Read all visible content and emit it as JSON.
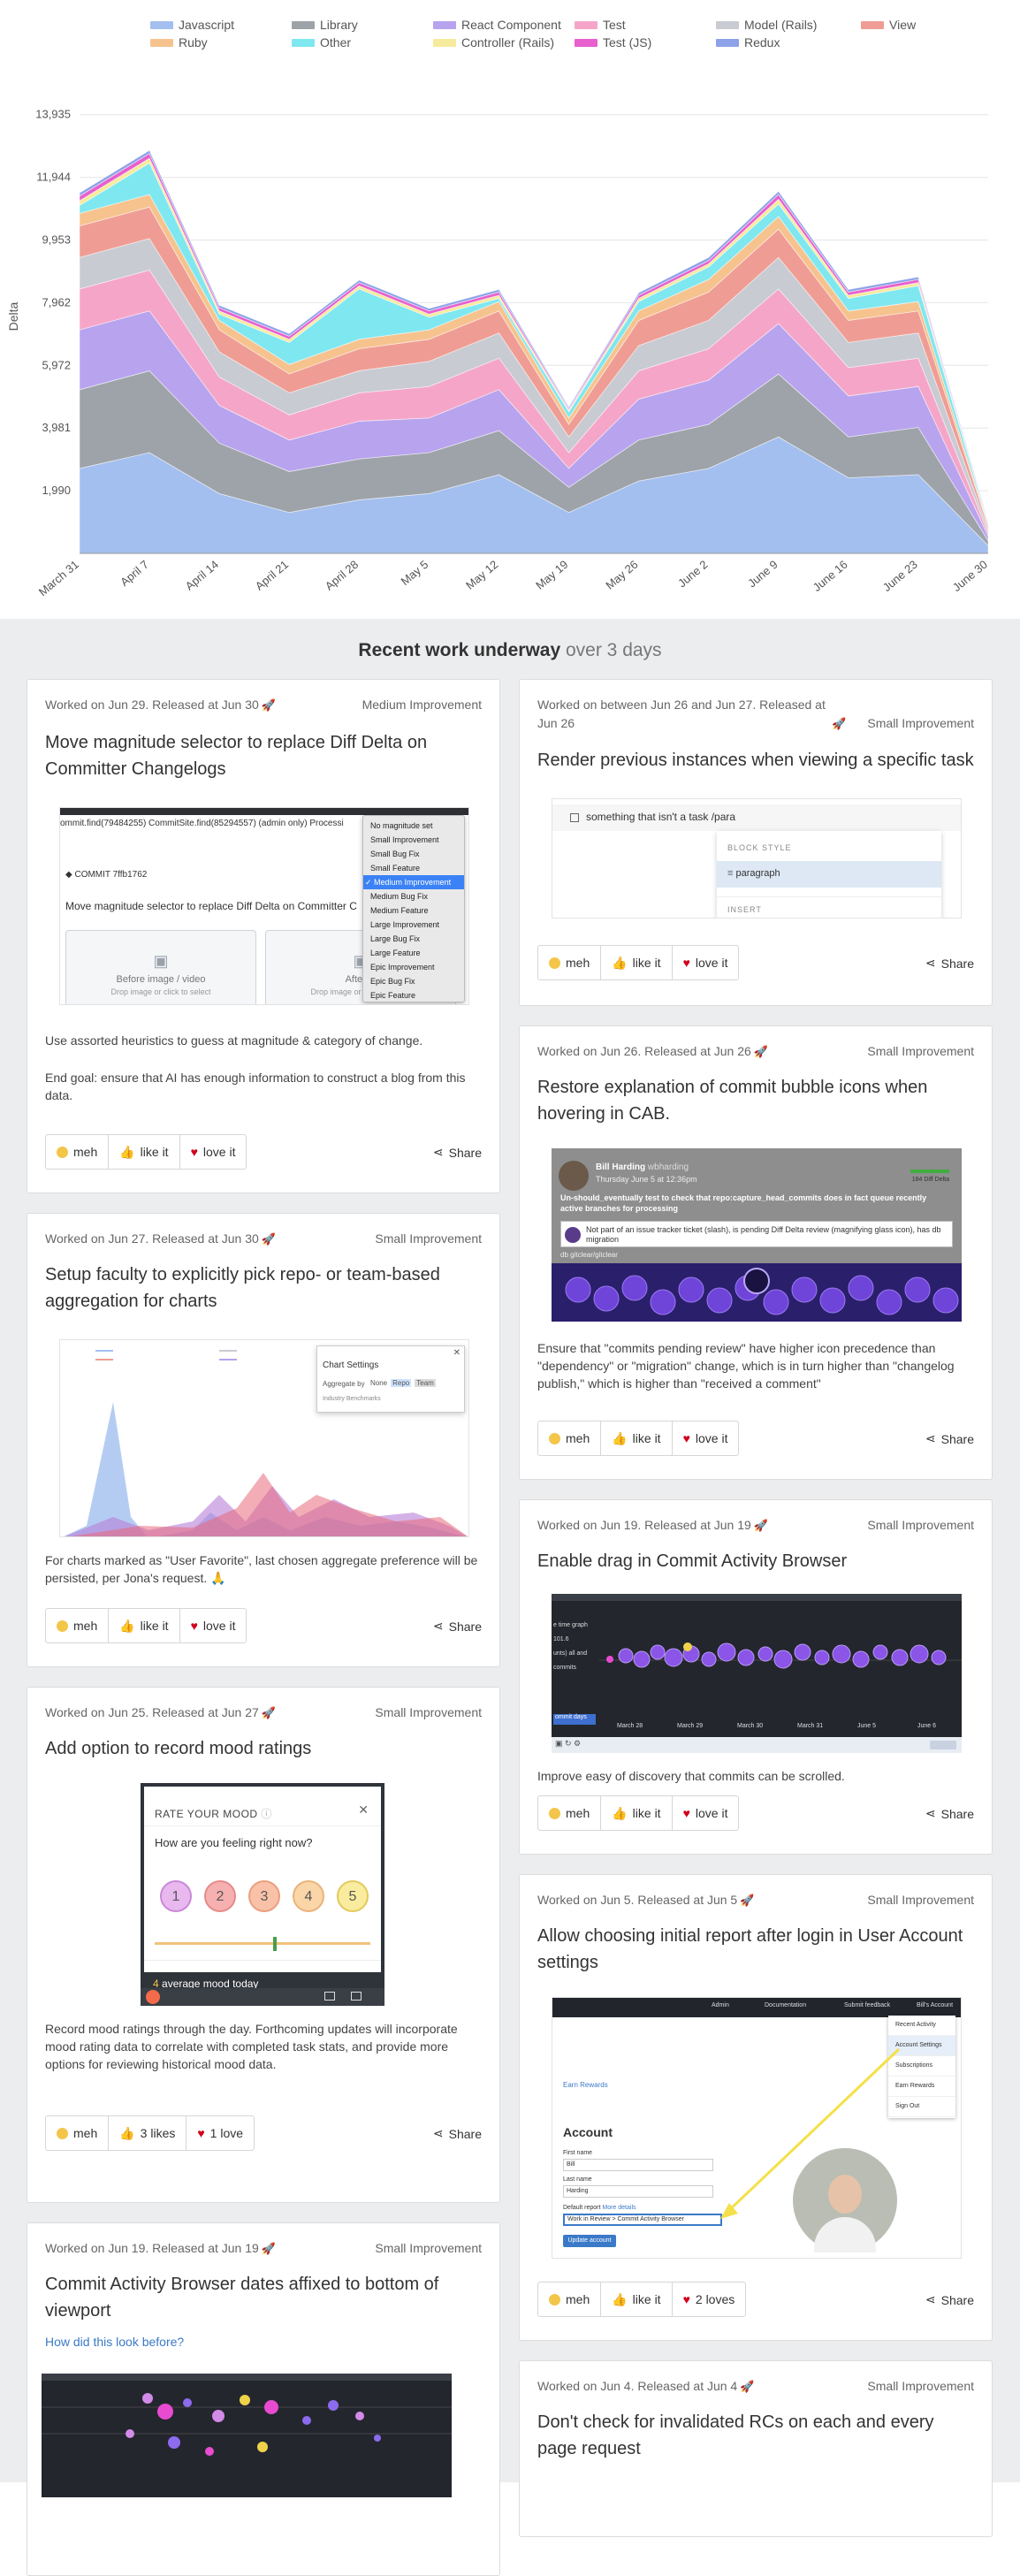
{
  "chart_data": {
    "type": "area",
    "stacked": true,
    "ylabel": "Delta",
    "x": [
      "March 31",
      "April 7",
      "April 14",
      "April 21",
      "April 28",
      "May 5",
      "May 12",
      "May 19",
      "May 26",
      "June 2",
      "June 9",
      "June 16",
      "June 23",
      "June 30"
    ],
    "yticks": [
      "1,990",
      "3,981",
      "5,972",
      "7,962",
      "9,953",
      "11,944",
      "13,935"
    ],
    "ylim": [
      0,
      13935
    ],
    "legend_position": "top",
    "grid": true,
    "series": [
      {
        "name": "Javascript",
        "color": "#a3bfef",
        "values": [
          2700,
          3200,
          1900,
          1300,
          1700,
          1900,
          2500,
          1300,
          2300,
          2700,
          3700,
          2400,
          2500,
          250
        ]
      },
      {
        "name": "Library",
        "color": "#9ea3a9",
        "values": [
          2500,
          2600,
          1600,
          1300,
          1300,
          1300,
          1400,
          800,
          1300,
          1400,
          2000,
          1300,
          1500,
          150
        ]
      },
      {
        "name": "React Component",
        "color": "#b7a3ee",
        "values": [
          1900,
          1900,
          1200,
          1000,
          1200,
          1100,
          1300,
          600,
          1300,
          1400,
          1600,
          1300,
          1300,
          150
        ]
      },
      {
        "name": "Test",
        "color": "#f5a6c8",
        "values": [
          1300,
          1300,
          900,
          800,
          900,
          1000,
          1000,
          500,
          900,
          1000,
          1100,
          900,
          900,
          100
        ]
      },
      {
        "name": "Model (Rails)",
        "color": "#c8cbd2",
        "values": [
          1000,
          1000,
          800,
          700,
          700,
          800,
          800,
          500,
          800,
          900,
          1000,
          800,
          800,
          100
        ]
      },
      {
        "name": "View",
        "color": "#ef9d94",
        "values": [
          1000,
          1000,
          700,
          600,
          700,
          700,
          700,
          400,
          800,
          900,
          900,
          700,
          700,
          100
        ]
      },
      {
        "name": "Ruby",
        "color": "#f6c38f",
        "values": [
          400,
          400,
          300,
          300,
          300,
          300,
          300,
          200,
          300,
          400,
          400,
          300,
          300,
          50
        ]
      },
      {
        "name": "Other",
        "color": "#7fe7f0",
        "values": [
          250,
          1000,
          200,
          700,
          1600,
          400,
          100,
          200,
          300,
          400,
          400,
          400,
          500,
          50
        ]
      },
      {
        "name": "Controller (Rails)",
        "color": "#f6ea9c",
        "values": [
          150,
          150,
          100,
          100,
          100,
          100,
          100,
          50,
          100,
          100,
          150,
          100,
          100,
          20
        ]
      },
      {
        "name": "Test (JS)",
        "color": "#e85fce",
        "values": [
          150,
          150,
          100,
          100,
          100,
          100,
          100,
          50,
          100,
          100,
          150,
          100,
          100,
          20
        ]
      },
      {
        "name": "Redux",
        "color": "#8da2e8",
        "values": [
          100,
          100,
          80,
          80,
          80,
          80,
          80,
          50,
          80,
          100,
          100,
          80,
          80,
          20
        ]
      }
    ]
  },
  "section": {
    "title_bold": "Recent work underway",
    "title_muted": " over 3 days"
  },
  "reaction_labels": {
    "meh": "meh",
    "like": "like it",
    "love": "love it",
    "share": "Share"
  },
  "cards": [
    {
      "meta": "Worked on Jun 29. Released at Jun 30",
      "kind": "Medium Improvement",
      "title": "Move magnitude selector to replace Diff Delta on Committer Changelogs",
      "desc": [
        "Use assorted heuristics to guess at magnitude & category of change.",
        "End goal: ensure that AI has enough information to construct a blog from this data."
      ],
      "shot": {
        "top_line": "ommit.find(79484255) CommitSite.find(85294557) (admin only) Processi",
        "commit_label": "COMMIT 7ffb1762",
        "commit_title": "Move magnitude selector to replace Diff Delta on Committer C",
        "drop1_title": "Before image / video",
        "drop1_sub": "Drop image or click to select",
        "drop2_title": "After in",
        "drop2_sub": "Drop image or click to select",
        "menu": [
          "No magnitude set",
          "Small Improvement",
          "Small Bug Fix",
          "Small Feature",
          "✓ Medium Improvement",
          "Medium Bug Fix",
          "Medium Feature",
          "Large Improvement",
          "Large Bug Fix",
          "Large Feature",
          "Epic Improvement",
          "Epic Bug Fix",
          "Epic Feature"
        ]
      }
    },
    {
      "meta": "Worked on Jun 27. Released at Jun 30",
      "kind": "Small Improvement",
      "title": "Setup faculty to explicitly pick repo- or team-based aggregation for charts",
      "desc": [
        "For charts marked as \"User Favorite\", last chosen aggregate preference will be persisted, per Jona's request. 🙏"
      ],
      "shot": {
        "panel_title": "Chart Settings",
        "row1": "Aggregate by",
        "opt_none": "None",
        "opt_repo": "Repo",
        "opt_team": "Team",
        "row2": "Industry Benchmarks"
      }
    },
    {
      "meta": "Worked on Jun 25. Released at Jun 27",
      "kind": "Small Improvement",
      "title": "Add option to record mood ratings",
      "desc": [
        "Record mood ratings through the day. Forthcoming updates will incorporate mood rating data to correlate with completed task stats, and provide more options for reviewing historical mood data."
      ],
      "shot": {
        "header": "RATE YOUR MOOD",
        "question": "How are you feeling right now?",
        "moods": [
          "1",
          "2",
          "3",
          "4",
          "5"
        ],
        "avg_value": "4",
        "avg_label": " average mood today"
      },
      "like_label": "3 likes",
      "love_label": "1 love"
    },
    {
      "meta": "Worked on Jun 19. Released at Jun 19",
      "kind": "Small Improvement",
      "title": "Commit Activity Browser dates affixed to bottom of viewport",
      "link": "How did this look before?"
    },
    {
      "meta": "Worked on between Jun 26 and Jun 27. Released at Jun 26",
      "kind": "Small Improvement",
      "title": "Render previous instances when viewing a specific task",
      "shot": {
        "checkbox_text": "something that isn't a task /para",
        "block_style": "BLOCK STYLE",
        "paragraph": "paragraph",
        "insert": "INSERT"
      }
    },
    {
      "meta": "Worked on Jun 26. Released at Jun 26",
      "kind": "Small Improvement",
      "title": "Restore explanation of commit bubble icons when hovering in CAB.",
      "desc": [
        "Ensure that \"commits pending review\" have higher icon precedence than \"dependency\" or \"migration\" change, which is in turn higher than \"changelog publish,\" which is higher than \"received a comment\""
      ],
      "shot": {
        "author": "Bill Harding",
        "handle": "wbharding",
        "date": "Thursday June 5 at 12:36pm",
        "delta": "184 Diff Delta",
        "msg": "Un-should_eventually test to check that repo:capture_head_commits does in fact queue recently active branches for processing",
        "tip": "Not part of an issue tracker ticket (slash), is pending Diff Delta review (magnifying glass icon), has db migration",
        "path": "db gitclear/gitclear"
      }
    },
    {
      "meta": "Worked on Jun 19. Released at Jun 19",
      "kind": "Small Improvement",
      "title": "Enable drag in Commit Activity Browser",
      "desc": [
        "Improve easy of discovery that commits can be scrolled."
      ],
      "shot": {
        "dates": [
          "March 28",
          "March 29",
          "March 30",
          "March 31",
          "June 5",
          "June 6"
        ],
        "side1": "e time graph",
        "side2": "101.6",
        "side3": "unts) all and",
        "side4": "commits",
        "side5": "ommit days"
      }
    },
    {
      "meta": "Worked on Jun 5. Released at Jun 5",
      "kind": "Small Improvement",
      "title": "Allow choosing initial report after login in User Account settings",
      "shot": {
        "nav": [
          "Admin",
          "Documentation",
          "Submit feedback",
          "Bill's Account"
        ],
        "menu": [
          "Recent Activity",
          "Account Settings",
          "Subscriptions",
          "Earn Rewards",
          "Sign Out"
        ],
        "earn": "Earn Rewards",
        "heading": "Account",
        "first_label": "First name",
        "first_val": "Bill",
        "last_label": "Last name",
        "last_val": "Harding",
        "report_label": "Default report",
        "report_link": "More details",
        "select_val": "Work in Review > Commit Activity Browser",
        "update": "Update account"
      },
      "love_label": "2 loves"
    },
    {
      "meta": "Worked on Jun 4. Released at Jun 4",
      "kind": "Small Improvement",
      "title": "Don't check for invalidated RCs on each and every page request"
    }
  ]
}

▶ _Required work_:
Working from the listing above, pick out every line that has "Medium" and copy it.

▶ _Written reply_:
      "kind": "Medium Improvement",
          "✓ Medium Improvement",
          "Medium Bug Fix",
          "Medium Feature",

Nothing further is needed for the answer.